→ GIVEN INSTRUCTION 1: Print the part of the Ssreflect mailing-list thread that begins at the words "[Beta Ziliani <>]" and stops after the words "my limited communication.", copied word for word.

Ssreflect Users Discussion List

[Beta Ziliani <>]

The reason why I'm asking is because this is one of the few places where our algorithm breaks Mathcomp compilation. In a few places of the library all_and2 is used as a view, and since our algorithm solves the equation above, then those lines break. From your description I gather that our algorithm is right, and those lines in MathComp should be changed.

Cheers,
Beta

Written from mobile. Excuse my limited communication.

On May 1, 2015 6:51 AM, "Georges Gonthier" <> wrote:

  Hi Beta,

this is a known issue, whose root cause is the historical error of encoding A <-> B as (A -> B) /\ (B -> A) in the Coq prelude.

  The “view” operation move/v: H, as its name suggests, does do more than application: it looks at v as some form of equivalence under which H is to be “interpreted”. It has a catalogue of such interpretations, declared using Hint View, and it tries to use these before resorting to guessing the number of implicit arguments required for direct application, when the type of v is a quantified inductive – for instance the reflect predicate.

  This is more general than coercion to Funclass (when andP AandB is interpreted as elimT andP AandB) because more than one interpretation can be tried – using an equivalence right-to-left, or on contrapositives, for instance.

  In addition to the views for reflect declared in ssrbool.v, ssreflect.v declares views for the iff predicate, but, due to the ill-advised encoding of iff, these will interpret all_and2 as an “equivalence” – specifically move/all_and2: H  gets interpreted as move: {H}(iffLR (@all_and2 _ _ _ _) H), hence the weird result: if you do solve the equation the predicate applied to H has type ?P -> ?P.

  I’m not sure why Coq fails to do so (failing to recognize Miller patterns – I suspect the flex-flex heuristics) , though the fact it does gets us off the hook here. A possible workaround would be to have a view form of all_and2 tha is stated as an equivalence, so the iffLR view would actually always be used – however, since it is not a coercion, we’d still need the current version for direct application.

   Cheers,

Georges

 

From: [mailto:] On Behalf Of Beta Ziliani
Sent: 30 April 2015 22:17
To:
Subject: [ssreflect] Difference between move/L and move=>H; move: {H}(L H)

 

Dear ssr devs:

I know [move/L] do some more stuff than [move=>H; move: {H}(L H)], but what is it exactly? I'm having a weird behavior testing it with our unification algorithm[1].

→ GIVEN INSTRUCTION 2: In the rows, swap "legend-label" for "legend-entry" in the lines that begin at the line that has "series-lines xyxy=(99,136,721,460)" and stop after the line that has "plot-frame xyxy=(99,129,721,481)". Give back only those lines, with nothing else changed.

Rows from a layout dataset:
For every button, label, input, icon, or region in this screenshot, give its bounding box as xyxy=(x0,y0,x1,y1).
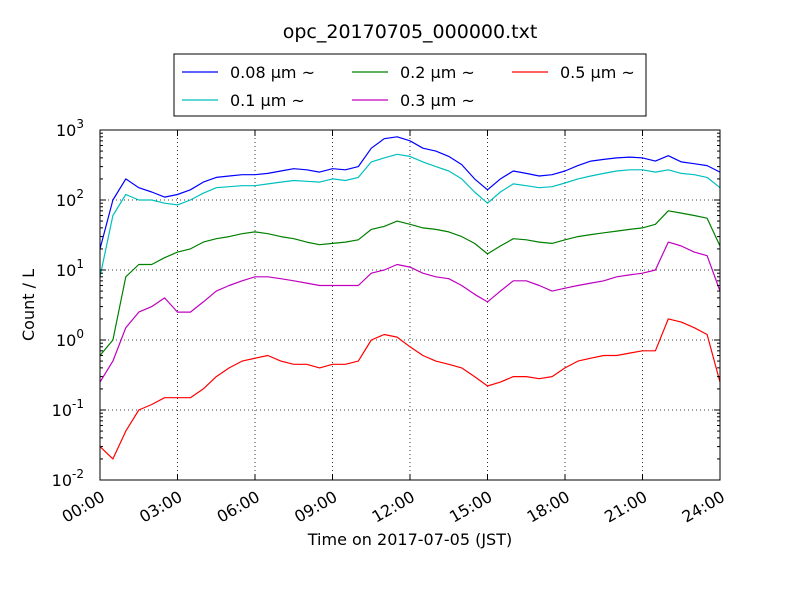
series-lines xyxy=(99,136,721,460)
series-line-1 xyxy=(99,153,721,277)
legend-label-0: 0.08 μm ~ xyxy=(230,63,315,82)
legend-label-4: 0.5 μm ~ xyxy=(560,63,635,82)
legend: 0.08 μm ~ 0.1 μm ~ 0.2 μm ~ 0.3 μm ~ 0.5 μm … xyxy=(173,53,647,117)
grid-lines xyxy=(100,130,720,480)
chart-title: opc_20170705_000000.txt xyxy=(283,21,538,43)
series-line-4 xyxy=(99,318,721,460)
series-line-3 xyxy=(99,241,721,383)
y-axis-label: Count / L xyxy=(19,269,38,341)
series-line-2 xyxy=(99,210,721,356)
x-axis-label: Time on 2017-07-05 (JST) xyxy=(307,530,512,549)
plot-frame xyxy=(99,129,721,481)
legend-label-1: 0.1 μm ~ xyxy=(230,91,305,110)
legend-frame xyxy=(173,53,647,117)
legend-label-2: 0.2 μm ~ xyxy=(400,63,475,82)
plot-area xyxy=(100,130,720,480)
legend-label-3: 0.3 μm ~ xyxy=(400,91,475,110)
series-line-0 xyxy=(99,136,721,250)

→ EXERCISE RESULT 1:
[Beta Ziliani <>]

The reason why I'm asking is because this is one of the few places where our algorithm breaks Mathcomp compilation. In a few places of the library all_and2 is used as a view, and since our algorithm solves the equation above, then those lines break. From your description I gather that our algorithm is right, and those lines in MathComp should be changed.

Cheers,
Beta

Written from mobile. Excuse my limited communication.

→ EXERCISE RESULT 2:
series-lines xyxy=(99,136,721,460)
series-line-1 xyxy=(99,153,721,277)
legend-entry-0: 0.08 μm ~ xyxy=(230,63,315,82)
legend-entry-4: 0.5 μm ~ xyxy=(560,63,635,82)
legend: 0.08 μm ~ 0.1 μm ~ 0.2 μm ~ 0.3 μm ~ 0.5 μm … xyxy=(173,53,647,117)
grid-lines xyxy=(100,130,720,480)
chart-title: opc_20170705_000000.txt xyxy=(283,21,538,43)
series-line-4 xyxy=(99,318,721,460)
series-line-3 xyxy=(99,241,721,383)
y-axis-label: Count / L xyxy=(19,269,38,341)
series-line-2 xyxy=(99,210,721,356)
x-axis-label: Time on 2017-07-05 (JST) xyxy=(307,530,512,549)
plot-frame xyxy=(99,129,721,481)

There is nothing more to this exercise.